DIRECTIVE
Each line holding the word "icon" counts once; give the total and nothing more.

(Recorded data)
## start
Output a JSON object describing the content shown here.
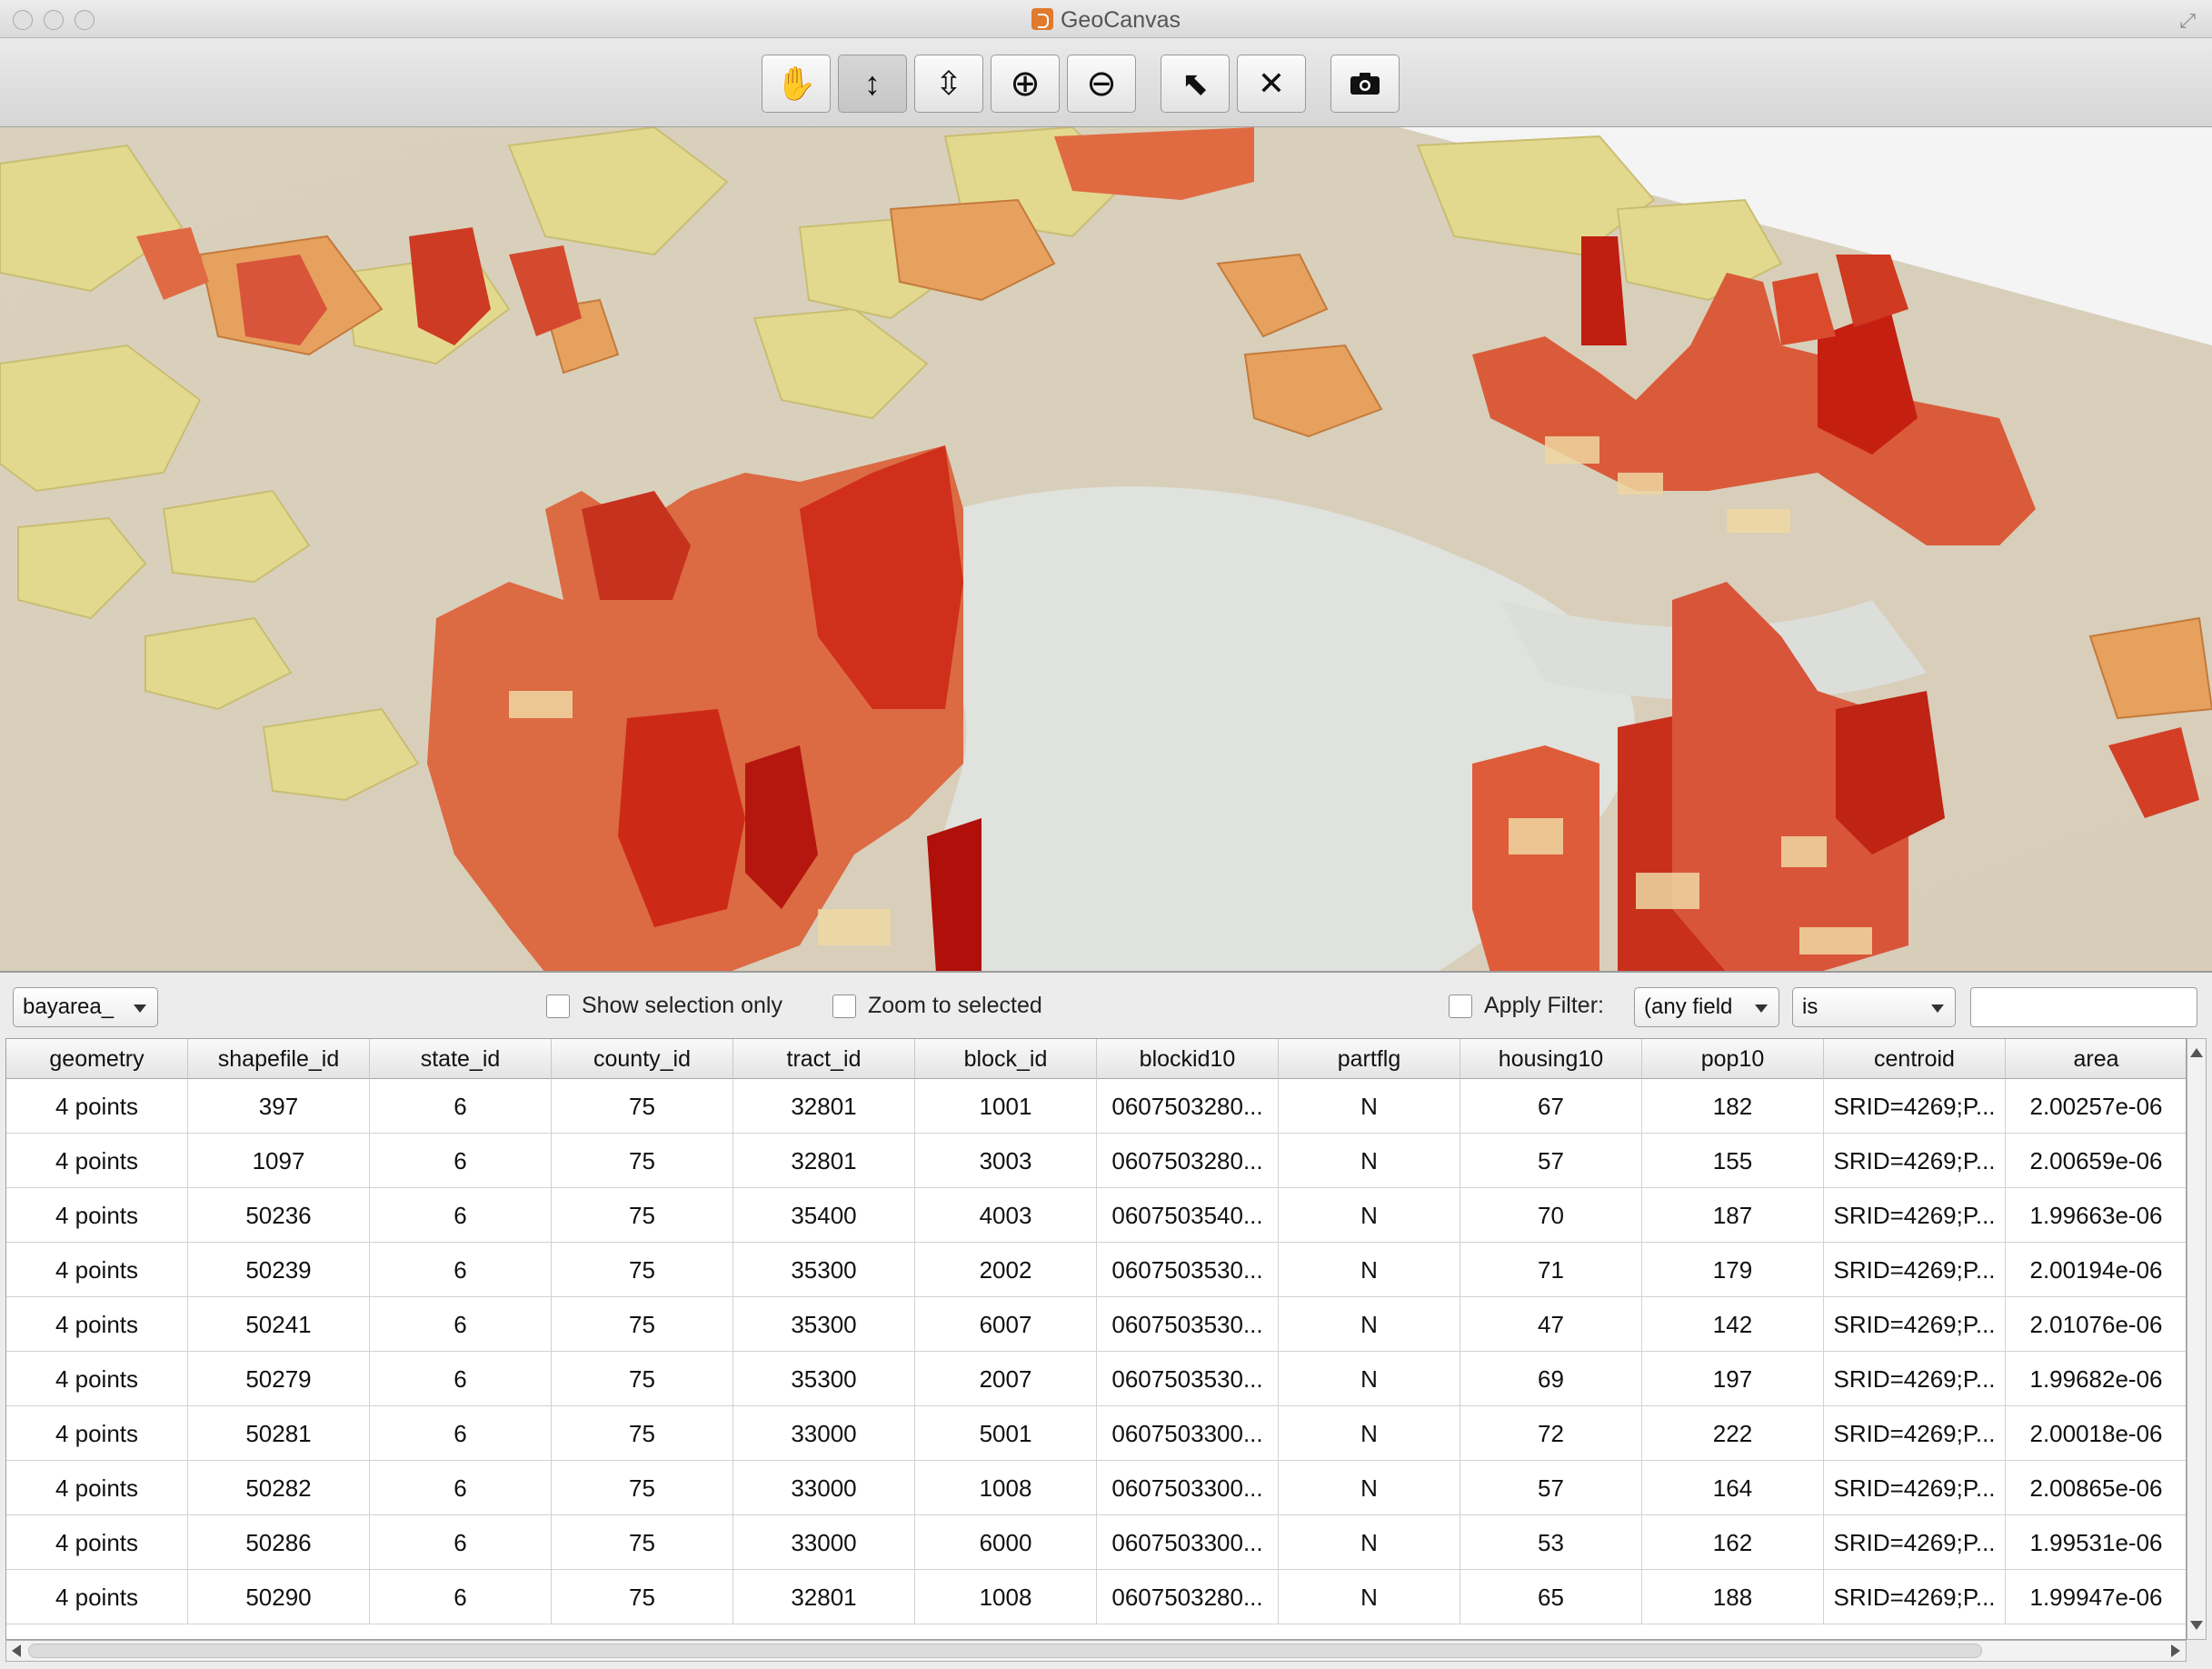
{
  "window": {
    "title": "GeoCanvas",
    "colors": {
      "accent_red": "#cc2a17",
      "mid_orange": "#e1793f",
      "pale_yellow": "#e2d78c",
      "water": "#dde0dd"
    }
  },
  "toolbar": {
    "buttons": [
      {
        "icon": "hand-pan-icon",
        "glyph": "✋",
        "active": false
      },
      {
        "icon": "vertical-move-icon",
        "glyph": "↕",
        "active": true
      },
      {
        "icon": "tilt-icon",
        "glyph": "⇧",
        "active": false
      },
      {
        "icon": "zoom-in-icon",
        "glyph": "⊕",
        "active": false
      },
      {
        "icon": "zoom-out-icon",
        "glyph": "⊖",
        "active": false
      },
      {
        "icon": "select-icon",
        "glyph": "⬉",
        "active": false
      },
      {
        "icon": "clear-selection-icon",
        "glyph": "✕",
        "active": false
      },
      {
        "icon": "camera-icon",
        "glyph": "📷",
        "active": false
      }
    ]
  },
  "controls": {
    "layer_select": "bayarea_",
    "show_selection_only": "Show selection only",
    "zoom_to_selected": "Zoom to selected",
    "apply_filter": "Apply Filter:",
    "field_select": "(any field",
    "operator_select": "is",
    "filter_value": ""
  },
  "table": {
    "columns": [
      "geometry",
      "shapefile_id",
      "state_id",
      "county_id",
      "tract_id",
      "block_id",
      "blockid10",
      "partflg",
      "housing10",
      "pop10",
      "centroid",
      "area"
    ],
    "rows": [
      [
        "4 points",
        "397",
        "6",
        "75",
        "32801",
        "1001",
        "0607503280...",
        "N",
        "67",
        "182",
        "SRID=4269;P...",
        "2.00257e-06"
      ],
      [
        "4 points",
        "1097",
        "6",
        "75",
        "32801",
        "3003",
        "0607503280...",
        "N",
        "57",
        "155",
        "SRID=4269;P...",
        "2.00659e-06"
      ],
      [
        "4 points",
        "50236",
        "6",
        "75",
        "35400",
        "4003",
        "0607503540...",
        "N",
        "70",
        "187",
        "SRID=4269;P...",
        "1.99663e-06"
      ],
      [
        "4 points",
        "50239",
        "6",
        "75",
        "35300",
        "2002",
        "0607503530...",
        "N",
        "71",
        "179",
        "SRID=4269;P...",
        "2.00194e-06"
      ],
      [
        "4 points",
        "50241",
        "6",
        "75",
        "35300",
        "6007",
        "0607503530...",
        "N",
        "47",
        "142",
        "SRID=4269;P...",
        "2.01076e-06"
      ],
      [
        "4 points",
        "50279",
        "6",
        "75",
        "35300",
        "2007",
        "0607503530...",
        "N",
        "69",
        "197",
        "SRID=4269;P...",
        "1.99682e-06"
      ],
      [
        "4 points",
        "50281",
        "6",
        "75",
        "33000",
        "5001",
        "0607503300...",
        "N",
        "72",
        "222",
        "SRID=4269;P...",
        "2.00018e-06"
      ],
      [
        "4 points",
        "50282",
        "6",
        "75",
        "33000",
        "1008",
        "0607503300...",
        "N",
        "57",
        "164",
        "SRID=4269;P...",
        "2.00865e-06"
      ],
      [
        "4 points",
        "50286",
        "6",
        "75",
        "33000",
        "6000",
        "0607503300...",
        "N",
        "53",
        "162",
        "SRID=4269;P...",
        "1.99531e-06"
      ],
      [
        "4 points",
        "50290",
        "6",
        "75",
        "32801",
        "1008",
        "0607503280...",
        "N",
        "65",
        "188",
        "SRID=4269;P...",
        "1.99947e-06"
      ]
    ]
  }
}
## end
COMPLETED TASK
8